╔══

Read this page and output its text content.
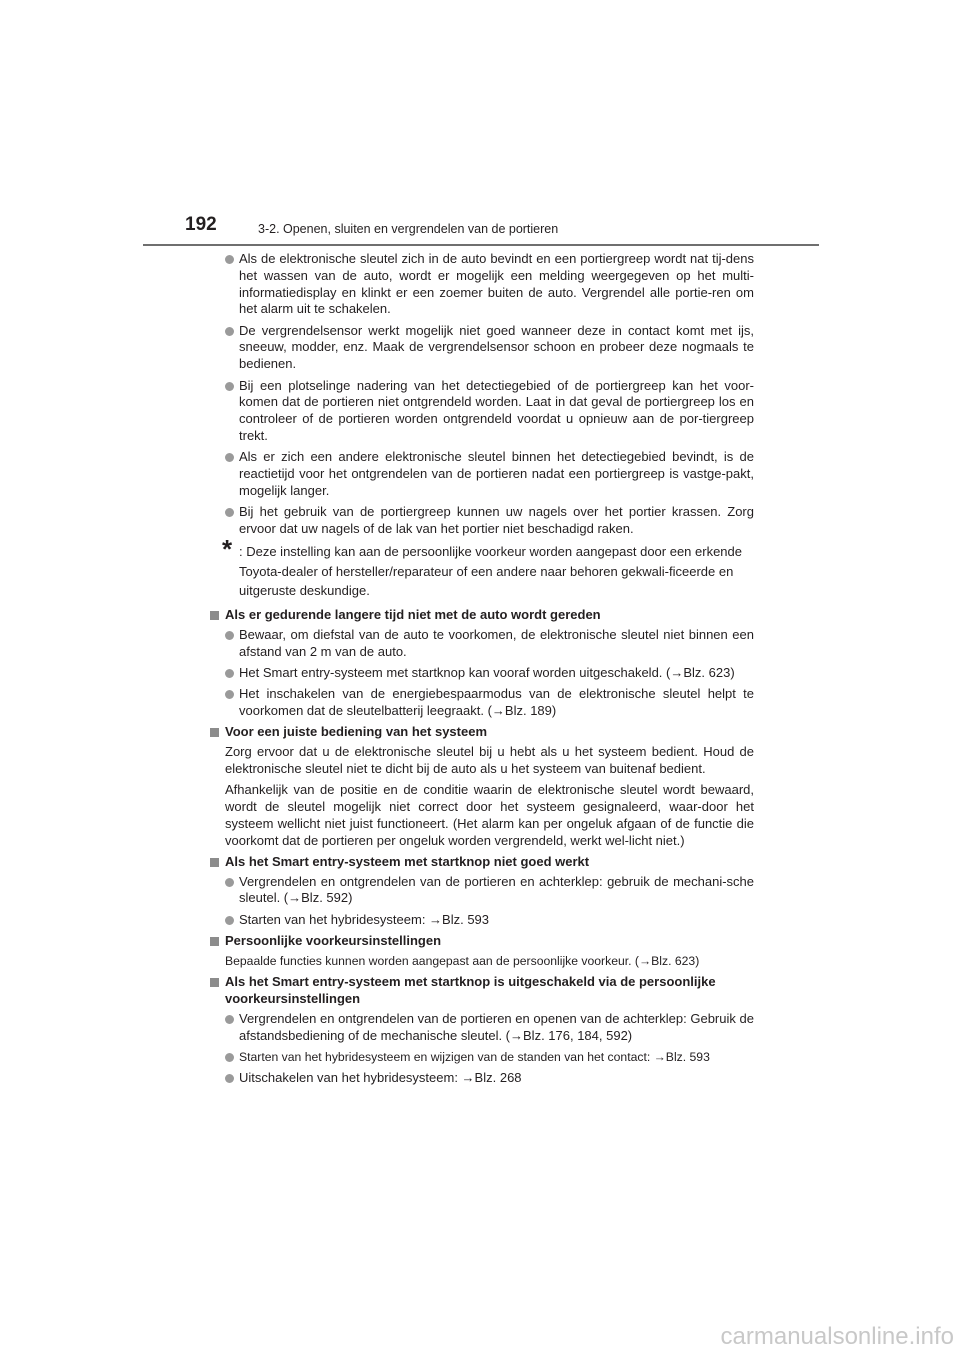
192	3-2. Openen, sluiten en vergrendelen van de portieren
Als de elektronische sleutel zich in de auto bevindt en een portiergreep wordt nat tij-dens het wassen van de auto, wordt er mogelijk een melding weergegeven op het multi-informatiedisplay en klinkt er een zoemer buiten de auto. Vergrendel alle portie-ren om het alarm uit te schakelen.
De vergrendelsensor werkt mogelijk niet goed wanneer deze in contact komt met ijs, sneeuw, modder, enz. Maak de vergrendelsensor schoon en probeer deze nogmaals te bedienen.
Bij een plotselinge nadering van het detectiegebied of de portiergreep kan het voor-komen dat de portieren niet ontgrendeld worden. Laat in dat geval de portiergreep los en controleer of de portieren worden ontgrendeld voordat u opnieuw aan de por-tiergreep trekt.
Als er zich een andere elektronische sleutel binnen het detectiegebied bevindt, is de reactietijd voor het ontgrendelen van de portieren nadat een portiergreep is vastge-pakt, mogelijk langer.
Bij het gebruik van de portiergreep kunnen uw nagels over het portier krassen. Zorg ervoor dat uw nagels of de lak van het portier niet beschadigd raken.
* : Deze instelling kan aan de persoonlijke voorkeur worden aangepast door een erkende Toyota-dealer of hersteller/reparateur of een andere naar behoren gekwali-ficeerde en uitgeruste deskundige.
Als er gedurende langere tijd niet met de auto wordt gereden
Bewaar, om diefstal van de auto te voorkomen, de elektronische sleutel niet binnen een afstand van 2 m van de auto.
Het Smart entry-systeem met startknop kan vooraf worden uitgeschakeld. (→Blz. 623)
Het inschakelen van de energiebespaarmodus van de elektronische sleutel helpt te voorkomen dat de sleutelbatterij leegraakt. (→Blz. 189)
Voor een juiste bediening van het systeem
Zorg ervoor dat u de elektronische sleutel bij u hebt als u het systeem bedient. Houd de elektronische sleutel niet te dicht bij de auto als u het systeem van buitenaf bedient.
Afhankelijk van de positie en de conditie waarin de elektronische sleutel wordt bewaard, wordt de sleutel mogelijk niet correct door het systeem gesignaleerd, waar-door het systeem wellicht niet juist functioneert. (Het alarm kan per ongeluk afgaan of de functie die voorkomt dat de portieren per ongeluk worden vergrendeld, werkt wel-licht niet.)
Als het Smart entry-systeem met startknop niet goed werkt
Vergrendelen en ontgrendelen van de portieren en achterklep: gebruik de mechani-sche sleutel. (→Blz. 592)
Starten van het hybridesysteem: →Blz. 593
Persoonlijke voorkeursinstellingen
Bepaalde functies kunnen worden aangepast aan de persoonlijke voorkeur. (→Blz. 623)
Als het Smart entry-systeem met startknop is uitgeschakeld via de persoonlijke voorkeursinstellingen
Vergrendelen en ontgrendelen van de portieren en openen van de achterklep: Gebruik de afstandsbediening of de mechanische sleutel. (→Blz. 176, 184, 592)
Starten van het hybridesysteem en wijzigen van de standen van het contact: →Blz. 593
Uitschakelen van het hybridesysteem: →Blz. 268
carmanualsonline.info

╚══

TASK GOAL: Extract the text of all the records above verbatim, excluding pictures.

CORRECT RESPONSE:
Read this page and output its text content.
192	3-2. Openen, sluiten en vergrendelen van de portieren
Als de elektronische sleutel zich in de auto bevindt en een portiergreep wordt nat tij-dens het wassen van de auto, wordt er mogelijk een melding weergegeven op het multi-informatiedisplay en klinkt er een zoemer buiten de auto. Vergrendel alle portie-ren om het alarm uit te schakelen.
De vergrendelsensor werkt mogelijk niet goed wanneer deze in contact komt met ijs, sneeuw, modder, enz. Maak de vergrendelsensor schoon en probeer deze nogmaals te bedienen.
Bij een plotselinge nadering van het detectiegebied of de portiergreep kan het voor-komen dat de portieren niet ontgrendeld worden. Laat in dat geval de portiergreep los en controleer of de portieren worden ontgrendeld voordat u opnieuw aan de por-tiergreep trekt.
Als er zich een andere elektronische sleutel binnen het detectiegebied bevindt, is de reactietijd voor het ontgrendelen van de portieren nadat een portiergreep is vastge-pakt, mogelijk langer.
Bij het gebruik van de portiergreep kunnen uw nagels over het portier krassen. Zorg ervoor dat uw nagels of de lak van het portier niet beschadigd raken.
* : Deze instelling kan aan de persoonlijke voorkeur worden aangepast door een erkende Toyota-dealer of hersteller/reparateur of een andere naar behoren gekwali-ficeerde en uitgeruste deskundige.
Als er gedurende langere tijd niet met de auto wordt gereden
Bewaar, om diefstal van de auto te voorkomen, de elektronische sleutel niet binnen een afstand van 2 m van de auto.
Het Smart entry-systeem met startknop kan vooraf worden uitgeschakeld. (→Blz. 623)
Het inschakelen van de energiebespaarmodus van de elektronische sleutel helpt te voorkomen dat de sleutelbatterij leegraakt. (→Blz. 189)
Voor een juiste bediening van het systeem
Zorg ervoor dat u de elektronische sleutel bij u hebt als u het systeem bedient. Houd de elektronische sleutel niet te dicht bij de auto als u het systeem van buitenaf bedient.
Afhankelijk van de positie en de conditie waarin de elektronische sleutel wordt bewaard, wordt de sleutel mogelijk niet correct door het systeem gesignaleerd, waar-door het systeem wellicht niet juist functioneert. (Het alarm kan per ongeluk afgaan of de functie die voorkomt dat de portieren per ongeluk worden vergrendeld, werkt wel-licht niet.)
Als het Smart entry-systeem met startknop niet goed werkt
Vergrendelen en ontgrendelen van de portieren en achterklep: gebruik de mechani-sche sleutel. (→Blz. 592)
Starten van het hybridesysteem: →Blz. 593
Persoonlijke voorkeursinstellingen
Bepaalde functies kunnen worden aangepast aan de persoonlijke voorkeur. (→Blz. 623)
Als het Smart entry-systeem met startknop is uitgeschakeld via de persoonlijke voorkeursinstellingen
Vergrendelen en ontgrendelen van de portieren en openen van de achterklep: Gebruik de afstandsbediening of de mechanische sleutel. (→Blz. 176, 184, 592)
Starten van het hybridesysteem en wijzigen van de standen van het contact: →Blz. 593
Uitschakelen van het hybridesysteem: →Blz. 268
carmanualsonline.info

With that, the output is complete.